> Your goal
Find every line in the records below that holds the word "name", and copy it out.

> Dataset rows
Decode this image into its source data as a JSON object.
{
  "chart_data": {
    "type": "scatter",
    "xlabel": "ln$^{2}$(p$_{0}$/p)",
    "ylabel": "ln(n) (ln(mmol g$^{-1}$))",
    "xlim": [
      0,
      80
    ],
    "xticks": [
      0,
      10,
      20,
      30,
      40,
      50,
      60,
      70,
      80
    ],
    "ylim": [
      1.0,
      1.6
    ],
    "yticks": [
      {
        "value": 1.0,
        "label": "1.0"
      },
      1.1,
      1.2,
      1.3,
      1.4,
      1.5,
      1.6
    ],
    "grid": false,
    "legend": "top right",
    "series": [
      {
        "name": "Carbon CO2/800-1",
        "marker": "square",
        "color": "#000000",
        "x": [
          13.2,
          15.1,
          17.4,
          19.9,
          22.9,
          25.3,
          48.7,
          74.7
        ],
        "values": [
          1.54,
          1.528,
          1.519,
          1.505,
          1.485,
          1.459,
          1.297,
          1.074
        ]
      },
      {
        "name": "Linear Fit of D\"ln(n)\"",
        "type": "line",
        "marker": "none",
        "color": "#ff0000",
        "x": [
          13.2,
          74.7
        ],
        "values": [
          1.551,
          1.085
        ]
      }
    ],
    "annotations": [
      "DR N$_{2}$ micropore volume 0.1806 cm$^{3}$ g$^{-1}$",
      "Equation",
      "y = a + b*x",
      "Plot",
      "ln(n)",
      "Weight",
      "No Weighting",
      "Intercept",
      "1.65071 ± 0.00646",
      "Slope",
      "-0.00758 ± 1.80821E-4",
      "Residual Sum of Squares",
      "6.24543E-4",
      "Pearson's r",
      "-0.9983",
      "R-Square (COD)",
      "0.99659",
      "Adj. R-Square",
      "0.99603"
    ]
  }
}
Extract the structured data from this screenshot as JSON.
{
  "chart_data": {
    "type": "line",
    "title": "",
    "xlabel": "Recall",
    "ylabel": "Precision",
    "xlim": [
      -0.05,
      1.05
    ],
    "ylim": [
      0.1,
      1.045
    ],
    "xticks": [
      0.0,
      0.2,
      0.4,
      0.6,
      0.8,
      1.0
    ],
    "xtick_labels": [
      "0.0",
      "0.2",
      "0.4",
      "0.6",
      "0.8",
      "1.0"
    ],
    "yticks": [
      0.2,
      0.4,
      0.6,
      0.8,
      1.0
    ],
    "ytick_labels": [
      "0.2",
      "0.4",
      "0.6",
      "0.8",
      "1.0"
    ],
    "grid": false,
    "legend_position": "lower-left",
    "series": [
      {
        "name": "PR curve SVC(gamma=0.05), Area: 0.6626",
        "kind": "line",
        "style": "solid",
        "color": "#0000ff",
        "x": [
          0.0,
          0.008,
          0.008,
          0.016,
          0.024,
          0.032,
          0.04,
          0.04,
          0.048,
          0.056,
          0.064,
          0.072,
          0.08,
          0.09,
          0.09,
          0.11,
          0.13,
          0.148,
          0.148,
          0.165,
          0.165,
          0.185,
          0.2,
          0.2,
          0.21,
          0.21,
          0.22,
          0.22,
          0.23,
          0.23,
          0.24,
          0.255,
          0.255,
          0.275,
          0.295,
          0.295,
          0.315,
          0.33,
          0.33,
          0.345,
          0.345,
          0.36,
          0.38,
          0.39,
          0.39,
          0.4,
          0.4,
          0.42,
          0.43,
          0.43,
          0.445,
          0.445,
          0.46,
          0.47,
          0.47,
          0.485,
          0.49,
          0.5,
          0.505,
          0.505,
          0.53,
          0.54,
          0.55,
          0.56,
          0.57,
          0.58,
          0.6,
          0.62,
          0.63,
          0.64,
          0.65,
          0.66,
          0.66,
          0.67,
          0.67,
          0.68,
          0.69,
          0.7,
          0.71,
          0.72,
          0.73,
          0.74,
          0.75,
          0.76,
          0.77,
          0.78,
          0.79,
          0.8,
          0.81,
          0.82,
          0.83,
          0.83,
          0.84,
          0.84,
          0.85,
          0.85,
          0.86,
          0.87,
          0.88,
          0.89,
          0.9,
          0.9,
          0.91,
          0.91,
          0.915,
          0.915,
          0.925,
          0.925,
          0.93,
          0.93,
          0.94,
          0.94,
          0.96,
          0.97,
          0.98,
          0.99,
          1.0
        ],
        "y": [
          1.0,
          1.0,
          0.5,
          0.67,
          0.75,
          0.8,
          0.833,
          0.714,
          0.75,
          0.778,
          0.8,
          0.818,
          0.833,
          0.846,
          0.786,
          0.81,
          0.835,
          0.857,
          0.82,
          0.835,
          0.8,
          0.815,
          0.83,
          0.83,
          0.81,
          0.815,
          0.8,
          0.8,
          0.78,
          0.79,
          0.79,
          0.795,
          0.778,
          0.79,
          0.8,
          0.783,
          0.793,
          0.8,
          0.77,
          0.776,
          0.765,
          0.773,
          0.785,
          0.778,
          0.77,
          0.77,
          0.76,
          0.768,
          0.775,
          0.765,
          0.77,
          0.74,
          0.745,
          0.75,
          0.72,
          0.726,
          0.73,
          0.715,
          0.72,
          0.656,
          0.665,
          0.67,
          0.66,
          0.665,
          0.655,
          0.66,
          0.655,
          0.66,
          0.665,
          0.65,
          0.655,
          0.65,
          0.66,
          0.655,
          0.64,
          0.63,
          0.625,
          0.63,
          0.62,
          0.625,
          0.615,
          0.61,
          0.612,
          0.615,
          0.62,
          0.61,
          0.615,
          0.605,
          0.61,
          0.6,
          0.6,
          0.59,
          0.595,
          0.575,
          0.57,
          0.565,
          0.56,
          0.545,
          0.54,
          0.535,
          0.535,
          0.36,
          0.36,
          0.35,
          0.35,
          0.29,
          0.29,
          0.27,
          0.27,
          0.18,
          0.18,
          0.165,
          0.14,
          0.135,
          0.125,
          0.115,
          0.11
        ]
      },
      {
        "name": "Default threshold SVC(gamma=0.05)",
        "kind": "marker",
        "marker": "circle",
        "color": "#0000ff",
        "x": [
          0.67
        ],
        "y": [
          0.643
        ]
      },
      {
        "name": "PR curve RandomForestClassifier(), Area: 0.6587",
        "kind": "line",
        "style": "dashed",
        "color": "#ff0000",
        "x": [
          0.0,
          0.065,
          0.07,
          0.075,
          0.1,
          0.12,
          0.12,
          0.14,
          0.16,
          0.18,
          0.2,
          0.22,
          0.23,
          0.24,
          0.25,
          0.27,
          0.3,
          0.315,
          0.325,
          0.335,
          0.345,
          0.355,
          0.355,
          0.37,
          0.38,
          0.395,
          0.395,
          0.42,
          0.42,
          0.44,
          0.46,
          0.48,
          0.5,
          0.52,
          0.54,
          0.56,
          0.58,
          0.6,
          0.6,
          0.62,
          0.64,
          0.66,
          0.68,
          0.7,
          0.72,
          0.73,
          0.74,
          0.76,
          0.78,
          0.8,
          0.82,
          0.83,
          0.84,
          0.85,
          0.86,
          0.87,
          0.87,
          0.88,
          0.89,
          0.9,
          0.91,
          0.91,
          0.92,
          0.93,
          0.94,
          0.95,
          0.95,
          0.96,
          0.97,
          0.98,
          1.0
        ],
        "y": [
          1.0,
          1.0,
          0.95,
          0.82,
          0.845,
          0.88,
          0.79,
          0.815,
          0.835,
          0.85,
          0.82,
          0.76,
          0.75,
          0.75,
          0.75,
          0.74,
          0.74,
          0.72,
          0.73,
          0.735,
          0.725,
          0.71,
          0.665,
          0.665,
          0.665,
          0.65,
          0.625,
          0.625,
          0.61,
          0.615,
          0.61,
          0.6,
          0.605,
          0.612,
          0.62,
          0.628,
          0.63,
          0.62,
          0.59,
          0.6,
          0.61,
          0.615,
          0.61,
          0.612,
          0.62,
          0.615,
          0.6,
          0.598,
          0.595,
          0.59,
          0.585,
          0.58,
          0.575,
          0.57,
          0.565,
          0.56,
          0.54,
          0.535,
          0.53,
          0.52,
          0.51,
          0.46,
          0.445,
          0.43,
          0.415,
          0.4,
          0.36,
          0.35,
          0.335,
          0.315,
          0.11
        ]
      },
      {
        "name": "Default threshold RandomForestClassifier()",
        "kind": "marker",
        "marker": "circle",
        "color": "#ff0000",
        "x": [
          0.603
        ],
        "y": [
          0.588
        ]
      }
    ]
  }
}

> Solution to this task
        "name": "Carbon CO2/800-1",
        "name": "Linear Fit of D\"ln(n)\"",
        "name": "PR curve SVC(gamma=0.05), Area: 0.6626",
        "name": "Default threshold SVC(gamma=0.05)",
        "name": "PR curve RandomForestClassifier(), Area: 0.6587",
        "name": "Default threshold RandomForestClassifier()",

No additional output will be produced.